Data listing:
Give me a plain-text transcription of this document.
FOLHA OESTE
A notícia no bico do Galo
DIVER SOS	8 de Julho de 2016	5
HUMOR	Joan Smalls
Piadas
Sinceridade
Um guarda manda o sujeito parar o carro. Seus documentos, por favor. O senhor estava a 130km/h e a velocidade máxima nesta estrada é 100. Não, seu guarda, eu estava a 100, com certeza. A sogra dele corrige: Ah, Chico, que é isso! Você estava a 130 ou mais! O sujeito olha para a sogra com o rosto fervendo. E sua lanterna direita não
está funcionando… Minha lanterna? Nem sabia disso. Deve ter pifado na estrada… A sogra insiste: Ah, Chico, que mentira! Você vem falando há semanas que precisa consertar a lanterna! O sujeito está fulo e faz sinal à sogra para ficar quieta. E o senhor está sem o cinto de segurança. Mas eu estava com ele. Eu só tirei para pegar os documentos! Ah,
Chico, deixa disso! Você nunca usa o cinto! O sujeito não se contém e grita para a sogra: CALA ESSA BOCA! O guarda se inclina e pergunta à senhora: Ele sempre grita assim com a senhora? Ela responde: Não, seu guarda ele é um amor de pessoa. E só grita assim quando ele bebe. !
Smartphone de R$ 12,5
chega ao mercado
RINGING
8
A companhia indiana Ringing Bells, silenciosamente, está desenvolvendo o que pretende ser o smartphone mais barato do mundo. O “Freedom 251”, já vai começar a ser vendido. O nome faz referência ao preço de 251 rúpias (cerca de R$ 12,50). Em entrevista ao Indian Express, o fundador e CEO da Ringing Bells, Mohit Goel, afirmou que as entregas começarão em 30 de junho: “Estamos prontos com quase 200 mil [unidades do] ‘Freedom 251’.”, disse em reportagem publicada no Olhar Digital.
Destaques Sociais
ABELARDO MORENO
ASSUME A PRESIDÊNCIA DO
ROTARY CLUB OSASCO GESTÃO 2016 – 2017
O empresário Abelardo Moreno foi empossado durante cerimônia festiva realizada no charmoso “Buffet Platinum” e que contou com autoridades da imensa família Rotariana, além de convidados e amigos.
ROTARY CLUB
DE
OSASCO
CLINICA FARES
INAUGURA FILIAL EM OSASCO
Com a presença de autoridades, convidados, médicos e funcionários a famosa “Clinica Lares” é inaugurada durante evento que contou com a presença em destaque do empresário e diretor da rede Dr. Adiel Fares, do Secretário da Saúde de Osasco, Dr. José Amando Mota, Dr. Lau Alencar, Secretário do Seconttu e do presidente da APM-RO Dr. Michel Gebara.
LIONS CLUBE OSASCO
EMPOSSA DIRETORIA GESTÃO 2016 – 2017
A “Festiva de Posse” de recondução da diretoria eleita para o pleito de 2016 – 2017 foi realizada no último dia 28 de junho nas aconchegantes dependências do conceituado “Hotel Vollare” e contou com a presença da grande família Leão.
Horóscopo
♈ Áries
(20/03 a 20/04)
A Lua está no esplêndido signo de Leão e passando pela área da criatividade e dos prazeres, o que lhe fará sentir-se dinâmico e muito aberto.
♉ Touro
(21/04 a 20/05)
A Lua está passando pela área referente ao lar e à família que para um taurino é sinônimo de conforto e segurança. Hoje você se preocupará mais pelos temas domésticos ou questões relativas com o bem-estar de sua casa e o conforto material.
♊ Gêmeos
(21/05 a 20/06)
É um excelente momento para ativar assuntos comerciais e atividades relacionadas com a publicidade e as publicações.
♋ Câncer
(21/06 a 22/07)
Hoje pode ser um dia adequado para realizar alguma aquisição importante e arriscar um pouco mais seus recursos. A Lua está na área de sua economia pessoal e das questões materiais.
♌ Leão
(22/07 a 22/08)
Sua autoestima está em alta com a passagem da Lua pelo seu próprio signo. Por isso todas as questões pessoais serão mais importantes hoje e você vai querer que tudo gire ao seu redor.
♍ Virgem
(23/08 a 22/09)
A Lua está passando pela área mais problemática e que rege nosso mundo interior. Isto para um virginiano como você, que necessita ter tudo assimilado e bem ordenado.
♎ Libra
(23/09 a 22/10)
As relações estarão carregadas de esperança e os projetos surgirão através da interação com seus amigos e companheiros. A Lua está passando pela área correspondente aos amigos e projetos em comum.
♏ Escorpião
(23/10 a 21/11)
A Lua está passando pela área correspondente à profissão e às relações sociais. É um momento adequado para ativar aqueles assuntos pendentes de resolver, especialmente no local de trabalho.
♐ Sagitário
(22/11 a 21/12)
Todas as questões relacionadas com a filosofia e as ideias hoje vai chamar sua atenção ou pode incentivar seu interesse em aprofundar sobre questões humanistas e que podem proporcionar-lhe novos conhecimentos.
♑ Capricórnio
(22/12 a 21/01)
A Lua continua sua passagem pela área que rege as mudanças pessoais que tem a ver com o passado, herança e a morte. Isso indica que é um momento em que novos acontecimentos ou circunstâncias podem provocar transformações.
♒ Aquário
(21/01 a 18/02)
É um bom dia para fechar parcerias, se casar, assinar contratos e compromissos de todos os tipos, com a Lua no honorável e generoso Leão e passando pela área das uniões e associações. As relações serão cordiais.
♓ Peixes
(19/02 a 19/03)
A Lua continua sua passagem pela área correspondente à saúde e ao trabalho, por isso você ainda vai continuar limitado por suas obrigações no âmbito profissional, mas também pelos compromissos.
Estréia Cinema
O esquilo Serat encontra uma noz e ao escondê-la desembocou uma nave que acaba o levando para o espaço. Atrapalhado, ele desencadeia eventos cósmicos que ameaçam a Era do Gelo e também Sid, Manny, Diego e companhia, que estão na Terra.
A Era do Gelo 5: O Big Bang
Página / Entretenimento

— Written instruction —
Examine the records and report how many lines contain the string "convidados". Only the number should be given.

— Correct output —
2